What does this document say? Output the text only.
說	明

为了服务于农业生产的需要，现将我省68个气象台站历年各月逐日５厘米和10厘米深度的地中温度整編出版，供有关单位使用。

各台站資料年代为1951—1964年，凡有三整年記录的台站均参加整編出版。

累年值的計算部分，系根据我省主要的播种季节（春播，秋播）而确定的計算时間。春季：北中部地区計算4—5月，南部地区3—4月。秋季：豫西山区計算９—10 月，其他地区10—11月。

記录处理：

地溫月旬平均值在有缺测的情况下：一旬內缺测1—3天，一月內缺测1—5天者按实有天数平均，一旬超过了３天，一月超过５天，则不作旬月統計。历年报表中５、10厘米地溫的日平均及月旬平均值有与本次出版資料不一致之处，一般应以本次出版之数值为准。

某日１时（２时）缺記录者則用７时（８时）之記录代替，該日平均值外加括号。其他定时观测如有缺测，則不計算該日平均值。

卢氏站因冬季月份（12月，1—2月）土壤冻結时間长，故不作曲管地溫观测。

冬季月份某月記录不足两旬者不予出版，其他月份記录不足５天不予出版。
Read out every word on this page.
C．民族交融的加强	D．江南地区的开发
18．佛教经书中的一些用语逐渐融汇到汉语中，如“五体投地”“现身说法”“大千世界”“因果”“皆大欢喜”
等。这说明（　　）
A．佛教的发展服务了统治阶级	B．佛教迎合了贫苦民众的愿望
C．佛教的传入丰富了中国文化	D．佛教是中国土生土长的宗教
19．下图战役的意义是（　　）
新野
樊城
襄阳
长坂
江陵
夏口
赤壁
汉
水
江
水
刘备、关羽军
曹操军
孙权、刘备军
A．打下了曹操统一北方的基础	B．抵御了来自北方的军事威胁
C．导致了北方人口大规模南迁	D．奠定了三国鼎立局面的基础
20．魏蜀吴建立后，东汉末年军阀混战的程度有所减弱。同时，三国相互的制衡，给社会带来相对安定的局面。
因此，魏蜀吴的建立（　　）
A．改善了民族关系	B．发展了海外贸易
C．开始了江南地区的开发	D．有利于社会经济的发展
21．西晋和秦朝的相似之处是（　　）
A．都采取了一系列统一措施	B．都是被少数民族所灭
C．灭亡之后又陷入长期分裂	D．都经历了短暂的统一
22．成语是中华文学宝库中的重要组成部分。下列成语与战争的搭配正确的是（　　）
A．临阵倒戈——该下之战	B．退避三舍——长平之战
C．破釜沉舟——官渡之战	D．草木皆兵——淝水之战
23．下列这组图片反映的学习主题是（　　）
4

● ● ● ● ●

Each entry must be reproduced verbatim.

What does this document say? Output the text only.
說	明

为了服务于农业生产的需要，现将我省68个气象台站历年各月逐日５厘米和10厘米深度的地中温度整編出版，供有关单位使用。

各台站資料年代为1951—1964年，凡有三整年記录的台站均参加整編出版。

累年值的計算部分，系根据我省主要的播种季节（春播，秋播）而确定的計算时間。春季：北中部地区計算4—5月，南部地区3—4月。秋季：豫西山区計算９—10 月，其他地区10—11月。

記录处理：

地溫月旬平均值在有缺测的情况下：一旬內缺测1—3天，一月內缺测1—5天者按实有天数平均，一旬超过了３天，一月超过５天，则不作旬月統計。历年报表中５、10厘米地溫的日平均及月旬平均值有与本次出版資料不一致之处，一般应以本次出版之数值为准。

某日１时（２时）缺記录者則用７时（８时）之記录代替，該日平均值外加括号。其他定时观测如有缺测，則不計算該日平均值。

卢氏站因冬季月份（12月，1—2月）土壤冻結时間长，故不作曲管地溫观测。

冬季月份某月記录不足两旬者不予出版，其他月份記录不足５天不予出版。
Read out every word on this page.
C．民族交融的加强	D．江南地区的开发
18．佛教经书中的一些用语逐渐融汇到汉语中，如“五体投地”“现身说法”“大千世界”“因果”“皆大欢喜”
等。这说明（　　）
A．佛教的发展服务了统治阶级	B．佛教迎合了贫苦民众的愿望
C．佛教的传入丰富了中国文化	D．佛教是中国土生土长的宗教
19．下图战役的意义是（　　）
新野
樊城
襄阳
长坂
江陵
夏口
赤壁
汉
水
江
水
刘备、关羽军
曹操军
孙权、刘备军
A．打下了曹操统一北方的基础	B．抵御了来自北方的军事威胁
C．导致了北方人口大规模南迁	D．奠定了三国鼎立局面的基础
20．魏蜀吴建立后，东汉末年军阀混战的程度有所减弱。同时，三国相互的制衡，给社会带来相对安定的局面。
因此，魏蜀吴的建立（　　）
A．改善了民族关系	B．发展了海外贸易
C．开始了江南地区的开发	D．有利于社会经济的发展
21．西晋和秦朝的相似之处是（　　）
A．都采取了一系列统一措施	B．都是被少数民族所灭
C．灭亡之后又陷入长期分裂	D．都经历了短暂的统一
22．成语是中华文学宝库中的重要组成部分。下列成语与战争的搭配正确的是（　　）
A．临阵倒戈——该下之战	B．退避三舍——长平之战
C．破釜沉舟——官渡之战	D．草木皆兵——淝水之战
23．下列这组图片反映的学习主题是（　　）
4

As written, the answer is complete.